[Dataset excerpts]
- - - -
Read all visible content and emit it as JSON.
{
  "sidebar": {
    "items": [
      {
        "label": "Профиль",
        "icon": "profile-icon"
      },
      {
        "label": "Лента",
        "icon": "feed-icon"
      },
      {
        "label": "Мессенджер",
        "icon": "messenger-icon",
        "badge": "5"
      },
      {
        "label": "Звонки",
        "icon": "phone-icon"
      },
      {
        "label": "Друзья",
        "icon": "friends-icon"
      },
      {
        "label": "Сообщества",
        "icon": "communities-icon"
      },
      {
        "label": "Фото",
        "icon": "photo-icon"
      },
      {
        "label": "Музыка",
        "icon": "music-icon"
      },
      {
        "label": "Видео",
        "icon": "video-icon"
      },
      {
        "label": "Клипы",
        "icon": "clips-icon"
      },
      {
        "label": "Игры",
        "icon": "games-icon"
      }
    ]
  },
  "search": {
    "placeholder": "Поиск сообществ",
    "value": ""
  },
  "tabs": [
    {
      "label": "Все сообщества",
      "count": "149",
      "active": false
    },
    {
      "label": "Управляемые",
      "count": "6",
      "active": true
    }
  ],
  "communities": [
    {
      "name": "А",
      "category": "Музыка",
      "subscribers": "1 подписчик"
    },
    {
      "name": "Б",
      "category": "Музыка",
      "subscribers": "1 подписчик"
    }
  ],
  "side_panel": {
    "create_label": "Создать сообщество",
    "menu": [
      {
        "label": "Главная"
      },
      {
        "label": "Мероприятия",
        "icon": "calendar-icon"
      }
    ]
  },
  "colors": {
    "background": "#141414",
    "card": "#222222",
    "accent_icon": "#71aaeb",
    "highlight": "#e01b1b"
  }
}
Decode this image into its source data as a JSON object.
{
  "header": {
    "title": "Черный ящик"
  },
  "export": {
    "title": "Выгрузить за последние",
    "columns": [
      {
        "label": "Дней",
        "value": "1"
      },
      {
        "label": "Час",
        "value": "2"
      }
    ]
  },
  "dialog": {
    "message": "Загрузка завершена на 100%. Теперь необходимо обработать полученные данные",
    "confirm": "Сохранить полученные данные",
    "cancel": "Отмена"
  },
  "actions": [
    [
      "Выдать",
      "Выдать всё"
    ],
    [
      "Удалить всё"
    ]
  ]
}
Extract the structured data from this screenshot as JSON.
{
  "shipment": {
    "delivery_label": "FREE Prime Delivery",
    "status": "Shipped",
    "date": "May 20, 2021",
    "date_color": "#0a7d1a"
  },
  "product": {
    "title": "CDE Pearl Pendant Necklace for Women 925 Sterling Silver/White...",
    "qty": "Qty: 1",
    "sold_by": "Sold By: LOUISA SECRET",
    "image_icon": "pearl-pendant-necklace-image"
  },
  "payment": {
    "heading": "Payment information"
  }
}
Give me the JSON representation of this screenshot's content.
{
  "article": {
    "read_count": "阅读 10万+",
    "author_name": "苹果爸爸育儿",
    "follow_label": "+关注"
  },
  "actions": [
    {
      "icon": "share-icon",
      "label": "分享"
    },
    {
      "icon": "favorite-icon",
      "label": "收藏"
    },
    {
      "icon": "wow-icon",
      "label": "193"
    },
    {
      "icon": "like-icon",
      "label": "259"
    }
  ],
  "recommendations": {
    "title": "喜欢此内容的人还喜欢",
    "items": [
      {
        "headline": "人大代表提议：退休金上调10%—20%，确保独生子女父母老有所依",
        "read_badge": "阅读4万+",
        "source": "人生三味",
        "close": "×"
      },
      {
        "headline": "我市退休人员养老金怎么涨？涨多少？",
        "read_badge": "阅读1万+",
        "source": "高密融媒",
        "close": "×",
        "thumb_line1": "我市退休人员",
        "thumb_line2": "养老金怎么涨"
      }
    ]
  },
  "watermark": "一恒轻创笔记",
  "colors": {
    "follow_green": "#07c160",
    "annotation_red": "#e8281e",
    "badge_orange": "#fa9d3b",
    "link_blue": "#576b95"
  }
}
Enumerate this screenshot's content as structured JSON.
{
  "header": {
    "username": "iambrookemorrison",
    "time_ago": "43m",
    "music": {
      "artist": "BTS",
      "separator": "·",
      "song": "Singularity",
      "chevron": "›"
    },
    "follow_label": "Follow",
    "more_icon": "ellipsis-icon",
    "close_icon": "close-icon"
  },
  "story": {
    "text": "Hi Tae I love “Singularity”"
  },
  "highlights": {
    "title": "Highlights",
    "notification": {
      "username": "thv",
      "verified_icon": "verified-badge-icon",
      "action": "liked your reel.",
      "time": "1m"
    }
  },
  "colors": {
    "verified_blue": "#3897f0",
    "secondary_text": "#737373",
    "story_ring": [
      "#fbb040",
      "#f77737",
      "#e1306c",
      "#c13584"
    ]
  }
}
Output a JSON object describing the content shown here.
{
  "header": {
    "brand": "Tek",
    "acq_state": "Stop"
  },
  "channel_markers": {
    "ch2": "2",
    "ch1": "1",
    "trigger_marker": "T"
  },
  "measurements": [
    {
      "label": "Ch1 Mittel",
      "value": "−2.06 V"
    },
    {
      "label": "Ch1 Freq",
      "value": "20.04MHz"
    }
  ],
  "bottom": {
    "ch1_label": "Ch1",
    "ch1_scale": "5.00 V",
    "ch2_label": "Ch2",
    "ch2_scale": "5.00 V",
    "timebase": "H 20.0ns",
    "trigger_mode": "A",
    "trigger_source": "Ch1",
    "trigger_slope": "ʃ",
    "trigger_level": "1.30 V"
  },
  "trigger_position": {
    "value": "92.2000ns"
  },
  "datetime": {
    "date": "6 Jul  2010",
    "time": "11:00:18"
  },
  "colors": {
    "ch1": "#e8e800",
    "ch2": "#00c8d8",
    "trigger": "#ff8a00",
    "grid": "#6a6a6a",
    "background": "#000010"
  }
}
- - - -
§ Aim of the task:
Report only the number of lines in the listing that contain the word "structured".

§ Solution:
2